Provided passage:
..............................

How Fault and Liability Are Determined ⚖️

Fatal accident claims follow the same fault-determination process as other car accident cases, but the stakes and complexity are typically higher. Investigators — including law enforcement, insurance adjusters, and potentially independent accident reconstruction experts — examine:

  • The police report and any citations issued
  • Physical evidence from the crash scene
  • Vehicle data (black box / event data recorder information)
  • Witness statements
  • Traffic camera or surveillance footage
  • Toxicology results, if applicable

Colorado follows a modified comparative fault rule, meaning a claimant's recovery can be reduced in proportion to their share of fault — and may be barred entirely if they are found 50% or more responsible. Because Lakewood falls within Jefferson County, Colorado, these state-level fault rules apply. However, how fault is allocated depends entirely on the specific facts of each crash, the quality of evidence, and how insurers and courts evaluate it.

The Role of Insurance in Fatal Accident Claims

A wrongful death claim typically proceeds as a third-party liability claim against the at-fault driver's auto liability insurance. Coverage limits matter considerably here — if the at-fault driver carries only minimum liability limits, those limits may be exhausted long before full damages are addressed.

Underinsured motorist (UIM) coverage on the deceased's own policy can become relevant when the at-fault driver's coverage is insufficient. Uninsured motorist (UM) coverage applies when the at-fault driver had no insurance at all.

Additional coverage sources may include:

  • Commercial vehicle or employer liability (if a commercial driver was involved)
  • Dram shop liability (if alcohol was served negligently)
  • Government liability (if road conditions or a government vehicle contributed)
  • Umbrella policies held by the at-fault party

Identifying all potentially liable parties and all applicable coverage is one of the more consequential tasks in serious fatal accident cases.

How Attorneys Typically Get Involved 🔍

Attorneys who handle fatal car accident and wrongful death cases typically work on a contingency fee basis — meaning their fee is a percentage of any settlement or judgment, and no fee is owed if there is no recovery. Fee percentages and terms vary by attorney and by state.

In fatal accident cases, attorneys commonly handle:

  • Gathering and preserving evidence before it degrades
  • Communicating and negotiating with insurers on the family's behalf
  • Identifying all liable parties and coverage sources
  • Retaining expert witnesses (accident reconstruction, medical, economic)

..............................

Record set:

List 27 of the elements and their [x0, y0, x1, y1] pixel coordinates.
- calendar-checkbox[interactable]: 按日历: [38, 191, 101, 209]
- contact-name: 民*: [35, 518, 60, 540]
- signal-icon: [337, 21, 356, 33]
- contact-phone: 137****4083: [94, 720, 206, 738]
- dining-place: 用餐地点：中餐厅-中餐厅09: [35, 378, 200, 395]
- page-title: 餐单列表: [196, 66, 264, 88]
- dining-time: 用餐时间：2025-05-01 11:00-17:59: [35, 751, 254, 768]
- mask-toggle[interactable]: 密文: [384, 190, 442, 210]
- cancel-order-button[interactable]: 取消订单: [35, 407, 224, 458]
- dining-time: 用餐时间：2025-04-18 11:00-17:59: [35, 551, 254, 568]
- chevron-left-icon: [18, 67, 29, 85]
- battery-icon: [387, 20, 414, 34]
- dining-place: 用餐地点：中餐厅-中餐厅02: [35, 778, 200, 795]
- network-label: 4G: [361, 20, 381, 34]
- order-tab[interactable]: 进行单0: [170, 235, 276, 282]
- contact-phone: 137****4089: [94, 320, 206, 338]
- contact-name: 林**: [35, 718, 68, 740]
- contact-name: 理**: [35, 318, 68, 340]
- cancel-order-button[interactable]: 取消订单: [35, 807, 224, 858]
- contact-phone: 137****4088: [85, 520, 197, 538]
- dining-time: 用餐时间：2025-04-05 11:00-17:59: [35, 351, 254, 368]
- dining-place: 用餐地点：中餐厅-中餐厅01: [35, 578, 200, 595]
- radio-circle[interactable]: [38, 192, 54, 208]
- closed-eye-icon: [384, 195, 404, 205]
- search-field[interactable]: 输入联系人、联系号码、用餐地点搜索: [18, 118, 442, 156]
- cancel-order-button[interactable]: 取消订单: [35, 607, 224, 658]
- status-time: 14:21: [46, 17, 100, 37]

..............................

Goal of the exercise: Retype the section of the text on fatal accident claims that begins with the words "Underinsured motorist (UIM)" and ends with "driver was involved)", leaving every word and mark unchanged. You won't need the records for this.

Task output:
Underinsured motorist (UIM) coverage on the deceased's own policy can become relevant when the at-fault driver's coverage is insufficient. Uninsured motorist (UM) coverage applies when the at-fault driver had no insurance at all.

Additional coverage sources may include:

  • Commercial vehicle or employer liability (if a commercial driver was involved)